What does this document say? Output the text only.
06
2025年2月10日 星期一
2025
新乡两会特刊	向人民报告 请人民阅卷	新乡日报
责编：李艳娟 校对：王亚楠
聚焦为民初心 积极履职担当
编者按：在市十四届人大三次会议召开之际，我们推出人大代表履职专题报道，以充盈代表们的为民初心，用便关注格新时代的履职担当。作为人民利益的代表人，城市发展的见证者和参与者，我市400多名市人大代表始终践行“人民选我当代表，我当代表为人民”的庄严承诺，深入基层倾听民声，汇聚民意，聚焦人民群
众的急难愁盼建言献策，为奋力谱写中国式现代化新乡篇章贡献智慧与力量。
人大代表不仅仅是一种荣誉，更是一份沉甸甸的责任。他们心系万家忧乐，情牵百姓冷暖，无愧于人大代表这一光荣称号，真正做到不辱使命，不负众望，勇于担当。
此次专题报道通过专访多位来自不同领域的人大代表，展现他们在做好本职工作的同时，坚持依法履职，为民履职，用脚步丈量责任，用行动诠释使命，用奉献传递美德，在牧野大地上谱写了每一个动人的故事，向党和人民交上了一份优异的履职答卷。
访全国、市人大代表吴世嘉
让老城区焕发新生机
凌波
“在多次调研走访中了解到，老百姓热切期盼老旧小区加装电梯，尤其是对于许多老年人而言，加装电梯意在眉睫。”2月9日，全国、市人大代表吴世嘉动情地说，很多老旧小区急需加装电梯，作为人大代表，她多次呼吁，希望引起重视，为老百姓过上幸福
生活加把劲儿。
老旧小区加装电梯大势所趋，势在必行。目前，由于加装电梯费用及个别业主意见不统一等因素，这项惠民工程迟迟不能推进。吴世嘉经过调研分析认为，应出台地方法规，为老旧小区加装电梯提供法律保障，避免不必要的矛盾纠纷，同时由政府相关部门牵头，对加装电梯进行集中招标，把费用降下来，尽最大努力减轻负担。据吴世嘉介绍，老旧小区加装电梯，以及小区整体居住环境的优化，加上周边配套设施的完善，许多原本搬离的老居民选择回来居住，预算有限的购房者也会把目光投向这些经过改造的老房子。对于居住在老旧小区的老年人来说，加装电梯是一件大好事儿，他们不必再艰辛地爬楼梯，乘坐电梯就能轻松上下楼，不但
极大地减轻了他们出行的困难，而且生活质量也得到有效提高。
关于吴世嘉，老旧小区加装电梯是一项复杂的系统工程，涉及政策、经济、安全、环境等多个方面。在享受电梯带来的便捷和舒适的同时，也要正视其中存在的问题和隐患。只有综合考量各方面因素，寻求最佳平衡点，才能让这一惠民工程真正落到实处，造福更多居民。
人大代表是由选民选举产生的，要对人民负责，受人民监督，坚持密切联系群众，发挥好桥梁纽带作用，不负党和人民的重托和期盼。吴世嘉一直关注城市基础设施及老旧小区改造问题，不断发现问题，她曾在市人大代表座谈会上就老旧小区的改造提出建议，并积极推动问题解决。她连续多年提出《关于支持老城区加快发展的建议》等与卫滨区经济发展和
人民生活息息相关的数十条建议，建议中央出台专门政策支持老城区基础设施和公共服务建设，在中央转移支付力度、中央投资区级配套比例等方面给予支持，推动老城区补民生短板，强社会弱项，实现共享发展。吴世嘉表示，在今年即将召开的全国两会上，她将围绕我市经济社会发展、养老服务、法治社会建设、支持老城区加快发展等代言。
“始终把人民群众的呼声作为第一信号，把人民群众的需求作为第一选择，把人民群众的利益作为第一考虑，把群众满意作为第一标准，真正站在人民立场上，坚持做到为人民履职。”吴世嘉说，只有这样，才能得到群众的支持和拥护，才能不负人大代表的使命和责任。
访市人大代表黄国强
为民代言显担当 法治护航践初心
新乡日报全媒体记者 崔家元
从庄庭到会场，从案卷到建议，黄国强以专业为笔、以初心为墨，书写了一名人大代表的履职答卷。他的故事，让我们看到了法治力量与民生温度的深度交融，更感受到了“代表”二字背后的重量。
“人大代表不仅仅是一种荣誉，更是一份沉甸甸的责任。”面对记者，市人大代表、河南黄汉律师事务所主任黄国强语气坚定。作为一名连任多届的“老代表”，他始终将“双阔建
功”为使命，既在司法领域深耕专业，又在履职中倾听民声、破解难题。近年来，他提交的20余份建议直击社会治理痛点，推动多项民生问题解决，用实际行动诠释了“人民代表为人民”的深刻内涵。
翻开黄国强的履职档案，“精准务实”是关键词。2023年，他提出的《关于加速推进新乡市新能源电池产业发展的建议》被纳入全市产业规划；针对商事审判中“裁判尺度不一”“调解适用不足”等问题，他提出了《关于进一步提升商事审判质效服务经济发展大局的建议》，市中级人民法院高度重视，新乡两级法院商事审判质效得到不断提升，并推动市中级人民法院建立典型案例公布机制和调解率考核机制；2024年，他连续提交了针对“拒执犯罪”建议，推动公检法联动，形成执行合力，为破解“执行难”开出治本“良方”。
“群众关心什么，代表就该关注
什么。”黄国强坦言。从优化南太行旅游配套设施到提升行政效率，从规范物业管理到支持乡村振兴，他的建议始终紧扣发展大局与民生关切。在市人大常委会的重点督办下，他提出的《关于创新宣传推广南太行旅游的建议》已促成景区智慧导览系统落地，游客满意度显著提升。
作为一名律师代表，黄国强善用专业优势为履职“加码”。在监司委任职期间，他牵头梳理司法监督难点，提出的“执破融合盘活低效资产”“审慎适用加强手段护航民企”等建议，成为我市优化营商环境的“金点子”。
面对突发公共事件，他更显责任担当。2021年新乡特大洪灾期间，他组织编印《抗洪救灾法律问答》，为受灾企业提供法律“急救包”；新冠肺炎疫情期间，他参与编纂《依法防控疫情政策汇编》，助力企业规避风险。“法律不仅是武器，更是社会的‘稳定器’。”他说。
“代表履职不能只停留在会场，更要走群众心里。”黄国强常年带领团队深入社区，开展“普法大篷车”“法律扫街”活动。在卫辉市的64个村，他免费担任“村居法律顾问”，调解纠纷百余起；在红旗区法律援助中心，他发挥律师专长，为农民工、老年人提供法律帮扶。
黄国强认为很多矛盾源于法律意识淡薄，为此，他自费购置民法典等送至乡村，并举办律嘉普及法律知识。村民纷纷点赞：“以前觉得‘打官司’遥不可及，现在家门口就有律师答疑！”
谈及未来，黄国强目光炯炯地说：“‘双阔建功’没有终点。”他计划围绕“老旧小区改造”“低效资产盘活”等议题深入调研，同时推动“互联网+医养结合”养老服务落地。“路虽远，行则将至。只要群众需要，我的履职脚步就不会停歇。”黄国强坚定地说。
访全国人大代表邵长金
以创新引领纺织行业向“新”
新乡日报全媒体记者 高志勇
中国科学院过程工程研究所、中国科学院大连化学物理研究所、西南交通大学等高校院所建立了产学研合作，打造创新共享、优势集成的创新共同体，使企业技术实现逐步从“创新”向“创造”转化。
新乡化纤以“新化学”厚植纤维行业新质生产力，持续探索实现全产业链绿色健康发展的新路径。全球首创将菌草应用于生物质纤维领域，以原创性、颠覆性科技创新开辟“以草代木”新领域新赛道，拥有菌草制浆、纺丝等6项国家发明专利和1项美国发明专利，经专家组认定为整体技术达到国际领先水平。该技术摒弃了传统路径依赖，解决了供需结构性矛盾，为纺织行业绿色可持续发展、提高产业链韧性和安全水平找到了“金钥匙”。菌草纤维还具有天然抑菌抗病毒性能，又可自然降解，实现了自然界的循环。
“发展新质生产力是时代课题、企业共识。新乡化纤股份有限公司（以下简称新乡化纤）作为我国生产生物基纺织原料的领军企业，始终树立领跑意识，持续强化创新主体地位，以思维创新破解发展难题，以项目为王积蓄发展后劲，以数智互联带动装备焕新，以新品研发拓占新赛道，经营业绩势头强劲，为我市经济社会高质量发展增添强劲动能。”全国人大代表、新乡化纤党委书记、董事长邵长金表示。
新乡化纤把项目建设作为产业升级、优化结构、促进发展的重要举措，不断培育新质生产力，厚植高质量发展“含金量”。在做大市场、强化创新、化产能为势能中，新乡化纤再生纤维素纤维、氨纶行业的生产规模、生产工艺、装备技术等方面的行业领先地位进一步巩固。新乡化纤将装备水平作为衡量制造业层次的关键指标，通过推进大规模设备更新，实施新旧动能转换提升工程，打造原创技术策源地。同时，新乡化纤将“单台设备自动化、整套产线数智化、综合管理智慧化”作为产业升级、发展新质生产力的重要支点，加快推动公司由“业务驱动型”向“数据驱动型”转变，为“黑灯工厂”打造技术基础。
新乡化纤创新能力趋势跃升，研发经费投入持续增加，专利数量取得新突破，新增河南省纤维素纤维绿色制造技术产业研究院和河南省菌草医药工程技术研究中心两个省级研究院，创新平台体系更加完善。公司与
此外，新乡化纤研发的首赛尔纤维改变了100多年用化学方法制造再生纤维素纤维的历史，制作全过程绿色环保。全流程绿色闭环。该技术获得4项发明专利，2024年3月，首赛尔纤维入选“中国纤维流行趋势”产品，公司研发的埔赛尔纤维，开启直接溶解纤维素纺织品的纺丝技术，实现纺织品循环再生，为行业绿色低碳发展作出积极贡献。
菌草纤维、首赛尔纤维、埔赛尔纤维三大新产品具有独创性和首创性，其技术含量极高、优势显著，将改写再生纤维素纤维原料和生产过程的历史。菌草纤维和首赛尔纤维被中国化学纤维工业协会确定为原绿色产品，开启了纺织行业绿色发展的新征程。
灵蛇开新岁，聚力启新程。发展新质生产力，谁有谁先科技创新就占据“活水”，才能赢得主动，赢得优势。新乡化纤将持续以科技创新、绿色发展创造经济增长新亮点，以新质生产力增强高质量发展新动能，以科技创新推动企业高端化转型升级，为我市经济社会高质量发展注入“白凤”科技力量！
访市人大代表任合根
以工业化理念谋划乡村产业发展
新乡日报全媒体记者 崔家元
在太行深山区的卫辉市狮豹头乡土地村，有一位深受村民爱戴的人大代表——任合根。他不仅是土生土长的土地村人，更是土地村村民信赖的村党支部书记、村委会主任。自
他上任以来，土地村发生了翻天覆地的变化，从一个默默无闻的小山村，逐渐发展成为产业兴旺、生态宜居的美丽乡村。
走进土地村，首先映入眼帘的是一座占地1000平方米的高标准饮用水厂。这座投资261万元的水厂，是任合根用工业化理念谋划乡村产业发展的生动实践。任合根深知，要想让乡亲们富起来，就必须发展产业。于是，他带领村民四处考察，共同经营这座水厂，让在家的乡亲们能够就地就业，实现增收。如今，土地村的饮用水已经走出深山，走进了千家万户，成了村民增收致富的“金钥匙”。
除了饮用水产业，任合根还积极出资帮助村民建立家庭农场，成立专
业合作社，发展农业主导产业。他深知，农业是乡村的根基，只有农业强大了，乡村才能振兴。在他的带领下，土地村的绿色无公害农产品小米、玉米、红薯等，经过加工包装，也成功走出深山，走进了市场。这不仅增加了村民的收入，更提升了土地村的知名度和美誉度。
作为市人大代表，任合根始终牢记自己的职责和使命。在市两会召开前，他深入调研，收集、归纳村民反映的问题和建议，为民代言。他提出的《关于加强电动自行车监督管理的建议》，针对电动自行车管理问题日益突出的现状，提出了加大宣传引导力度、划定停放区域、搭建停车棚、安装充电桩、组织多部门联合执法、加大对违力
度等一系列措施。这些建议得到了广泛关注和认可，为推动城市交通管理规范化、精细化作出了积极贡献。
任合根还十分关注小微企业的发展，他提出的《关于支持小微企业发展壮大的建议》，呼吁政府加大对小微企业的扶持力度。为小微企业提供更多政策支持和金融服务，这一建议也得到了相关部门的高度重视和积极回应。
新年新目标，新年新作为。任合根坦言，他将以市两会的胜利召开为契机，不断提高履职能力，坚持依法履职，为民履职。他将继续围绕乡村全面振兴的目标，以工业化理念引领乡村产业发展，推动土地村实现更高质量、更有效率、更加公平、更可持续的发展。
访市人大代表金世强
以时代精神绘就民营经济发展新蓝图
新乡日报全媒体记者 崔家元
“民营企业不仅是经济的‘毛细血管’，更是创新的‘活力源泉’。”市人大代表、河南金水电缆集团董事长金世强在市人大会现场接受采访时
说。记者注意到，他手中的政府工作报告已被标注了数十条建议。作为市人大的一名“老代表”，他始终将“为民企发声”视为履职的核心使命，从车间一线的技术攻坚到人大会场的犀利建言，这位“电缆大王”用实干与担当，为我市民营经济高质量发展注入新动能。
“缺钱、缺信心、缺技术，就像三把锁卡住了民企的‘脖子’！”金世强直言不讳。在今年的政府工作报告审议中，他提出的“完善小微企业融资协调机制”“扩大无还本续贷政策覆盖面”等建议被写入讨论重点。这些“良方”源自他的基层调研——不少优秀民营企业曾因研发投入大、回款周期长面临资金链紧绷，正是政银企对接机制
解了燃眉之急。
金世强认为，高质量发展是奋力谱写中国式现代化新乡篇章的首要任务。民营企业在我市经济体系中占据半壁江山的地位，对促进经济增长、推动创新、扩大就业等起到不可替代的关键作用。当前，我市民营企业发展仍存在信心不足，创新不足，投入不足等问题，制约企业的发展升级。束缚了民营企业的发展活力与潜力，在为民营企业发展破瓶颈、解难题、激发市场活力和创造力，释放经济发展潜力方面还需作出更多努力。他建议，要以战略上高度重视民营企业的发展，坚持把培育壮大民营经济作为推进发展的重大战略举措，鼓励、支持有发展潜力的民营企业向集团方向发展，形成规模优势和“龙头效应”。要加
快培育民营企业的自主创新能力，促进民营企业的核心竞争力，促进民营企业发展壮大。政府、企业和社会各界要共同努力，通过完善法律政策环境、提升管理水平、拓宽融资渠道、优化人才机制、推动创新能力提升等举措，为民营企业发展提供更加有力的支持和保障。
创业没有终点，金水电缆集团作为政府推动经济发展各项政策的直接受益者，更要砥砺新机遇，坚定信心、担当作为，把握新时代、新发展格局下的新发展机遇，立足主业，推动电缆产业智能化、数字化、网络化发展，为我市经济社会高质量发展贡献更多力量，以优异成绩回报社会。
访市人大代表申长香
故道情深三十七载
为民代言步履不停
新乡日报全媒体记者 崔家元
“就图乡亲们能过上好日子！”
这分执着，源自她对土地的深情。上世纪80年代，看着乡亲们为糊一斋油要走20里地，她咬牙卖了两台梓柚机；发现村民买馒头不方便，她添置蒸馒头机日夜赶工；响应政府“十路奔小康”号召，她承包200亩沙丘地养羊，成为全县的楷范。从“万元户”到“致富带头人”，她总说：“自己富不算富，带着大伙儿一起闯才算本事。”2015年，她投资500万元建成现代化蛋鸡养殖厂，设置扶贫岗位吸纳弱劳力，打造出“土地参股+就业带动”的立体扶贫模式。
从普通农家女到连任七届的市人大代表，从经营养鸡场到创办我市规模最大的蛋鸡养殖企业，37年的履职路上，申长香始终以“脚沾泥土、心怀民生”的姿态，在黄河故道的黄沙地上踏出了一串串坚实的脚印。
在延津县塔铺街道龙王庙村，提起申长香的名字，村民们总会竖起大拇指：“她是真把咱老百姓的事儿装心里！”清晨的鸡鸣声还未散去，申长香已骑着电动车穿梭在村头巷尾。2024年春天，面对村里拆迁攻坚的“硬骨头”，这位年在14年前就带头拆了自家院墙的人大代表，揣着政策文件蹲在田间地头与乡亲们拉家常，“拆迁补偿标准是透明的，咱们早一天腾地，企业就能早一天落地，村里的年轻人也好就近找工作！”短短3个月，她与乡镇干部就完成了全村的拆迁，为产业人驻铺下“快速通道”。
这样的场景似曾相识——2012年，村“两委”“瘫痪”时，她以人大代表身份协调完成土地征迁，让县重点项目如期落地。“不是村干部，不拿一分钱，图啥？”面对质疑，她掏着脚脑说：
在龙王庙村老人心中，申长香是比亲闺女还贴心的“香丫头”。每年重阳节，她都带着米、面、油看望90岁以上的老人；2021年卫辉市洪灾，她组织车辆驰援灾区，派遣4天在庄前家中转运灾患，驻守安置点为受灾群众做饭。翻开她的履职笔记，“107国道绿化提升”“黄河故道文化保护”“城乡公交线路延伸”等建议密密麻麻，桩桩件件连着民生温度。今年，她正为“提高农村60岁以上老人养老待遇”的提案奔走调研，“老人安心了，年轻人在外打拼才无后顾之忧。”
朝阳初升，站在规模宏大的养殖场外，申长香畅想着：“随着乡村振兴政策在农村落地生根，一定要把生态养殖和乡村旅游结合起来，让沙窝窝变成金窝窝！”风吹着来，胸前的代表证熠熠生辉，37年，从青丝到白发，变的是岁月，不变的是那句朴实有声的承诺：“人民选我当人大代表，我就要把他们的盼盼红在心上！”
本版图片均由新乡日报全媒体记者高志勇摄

* * * * * * *

- [TASK INSTRUCTIONS]: Only lines with the word "他始终将" should be collected from the material.

- [TASK RESULT]:
“人大代表不仅仅是一种荣誉，更是一份沉甸甸的责任。”面对记者，市人大代表、河南黄汉律师事务所主任黄国强语气坚定。作为一名连任多届的“老代表”，他始终将“双阔建
说。记者注意到，他手中的政府工作报告已被标注了数十条建议。作为市人大的一名“老代表”，他始终将“为民企发声”视为履职的核心使命，从车间一线的技术攻坚到人大会场的犀利建言，这位“电缆大王”用实干与担当，为我市民营经济高质量发展注入新动能。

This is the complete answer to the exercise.